EXCERPTED PASSAGE:
==================================================

For example, if a person were to win the lottery tomorrow, the character traits they had forged throughout their life would be being put to the test on a massive ethical quandary in such a way that the main character traits that person would be known for is at this social level of description of do they have the ware with all to navigate that road well.


*What Constitutes Right And Wrong?*​


> Because human beings are complex, their flourishing takes complex forms: we can flourish intellectually – hence, the “intellectual virtues” (both practical and theoretical); we can flourish as builders and makers and artists – hence, the “virtues of craft” – and we can flourish in terms of our non-technical, social and civic activities – hence, the “moral” virtues. [1]



Now, if you're a consequentialist, you can simply relate to this philosophy as through pursuing your own happy flourishing, either the goals are related to other people or it's more easily achieved by helping others, so we have an obligation to be altruistic and achieve a global calculus of happy flourishing.

But, I would simply appeal to what is good for any one person being more complicated than an external calculation of ends:



> Virtues and therefore morality can only make sense in the context of a practice: they require a shared end, shared rules, and shared standards of evaluation. The virtues also define the relationships among those who share a practice: “….the virtues are those goods by reference to which, whether we like it or not, we define our relationships to those other people with whom we share the kind of purposes and standards which inform practices” (_After Virtue_ 191). We must have the virtues if we are to have healthy practices and healthy communities. [2]



So, if how a person was raised to understand virtue is primarily respecting the shared rule that the dignity of a person must not be violated then, in so far as practicing that virtue is meaningful to that person, it will bring that person happy flourishing.



> It goes beyond the contractarian view in its starting point, a basic wonder at living beings, and a wish for their flourishing and for a world in which creatures of many types flourish. It goes beyond the intuitive starting point of utilitarianism because it takes an interest not just in pleasure and pain [and interests], but in complex forms of life. It wants to see each thing flourish as the sort of thing it is. . .[and] that the dignity of living organisms not be violated. [3]




*Scaffolding*​
There are many guide sticks we can use, like narratives of character virtue exemplars who each are near perfect exhibitions of what it means to hold character virtues like wisdom, courage or compassion.

One way I predict this philosophy will be best assimilated by the most amount of people is in scaffolding up one's ethical biases from the individual, to the community to internationally. So acknowledging how each social layer will ask of the individual a different role. [4]


*The Individual*​
So, starting with conceptualising the individual in near solitude, living very rurally, we can say that by the way this person has chosen to live and so in turn how they would like to interact with other people is with a respect for the fact that what matters to this person is a bias for consequential ends like negative liberties (the absence of obstacles, barriers or constraints*) *before any shared principle or means of acting.

==================================================

COLLECTED MATERIAL:
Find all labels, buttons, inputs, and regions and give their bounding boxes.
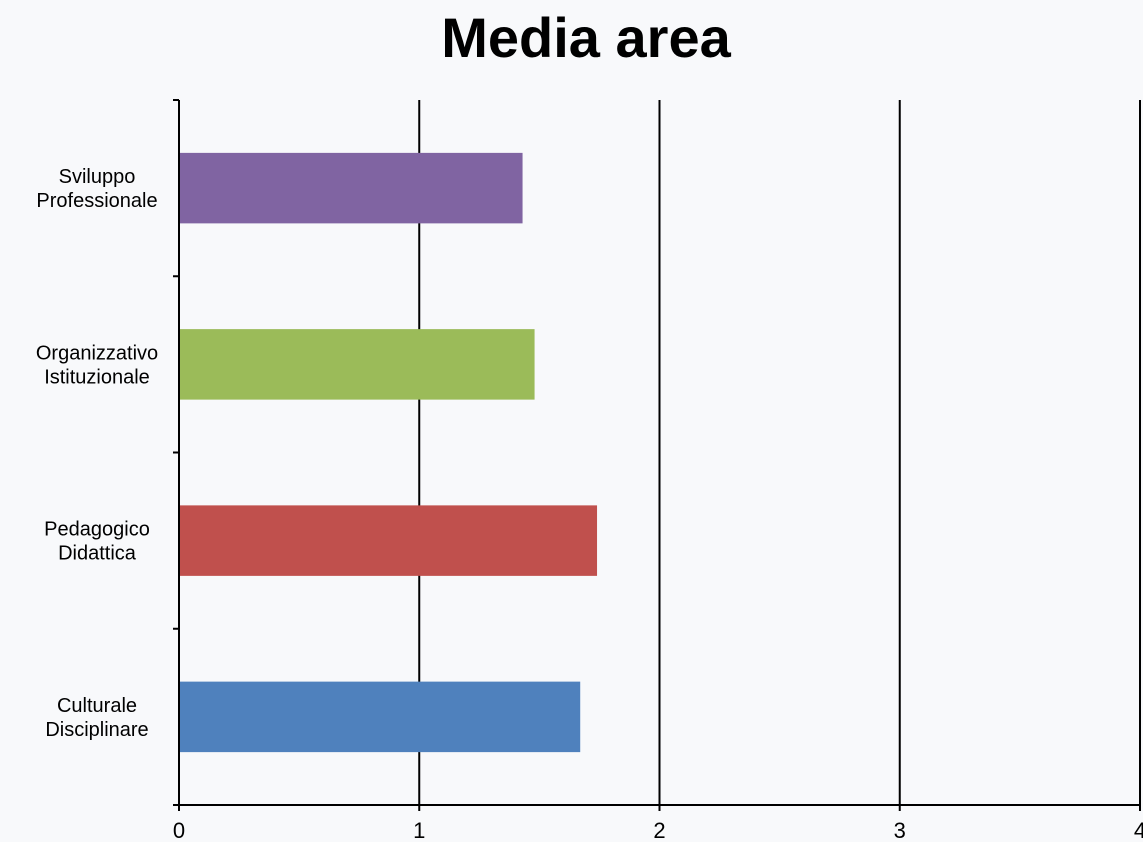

==================================================

SET PROBLEM:
Continue the post on virtue ethics from its last sentence. The listing isn't needed here.

REPLY:
Now scaling that up to every individual in the world, we can acknowledge we all have a bit of that person in us, and so depending on what age a person lives through, for example how much peace there is in the world, we can say increasing negative liberties like not having to be conscripted into war is an ethical good to work towards as a society. Similarly almost universally good actions throughout time like the negative liberty to happen to be gay and want to kiss your boyfriend in public or Emma Goldman's sentiment 'it's not my revolution unless I can fail at dancing to it's rhythm'. [5][6]


*The Community*​
Next we can think of the ethical practices of a community and how an individuals negative liberty puts a healthy limit on what kind of communitarian principles we develop. For example, we can imagine the principle that what it means to be a good member of the community is working till we drop to maximize the wellbeing of future generations. This neither works in practice because of people's need to balance work with leisure in order to have a healthy head space to create and do great work, nor in theory, because people desire to hold onto their negative liberties.

So we may not have Kantian obligations which are truths of reason, but for certain there is the intuitional: [7]



> I very much like WD Ross's theory of prima facie duties. Where any felt obligation is a prima facie duty, however it can be overridden depending on the circumstances by another one, however that does not mean that the original obligation disappears, it simply means that its defeasible and it usually continues to operate in the background.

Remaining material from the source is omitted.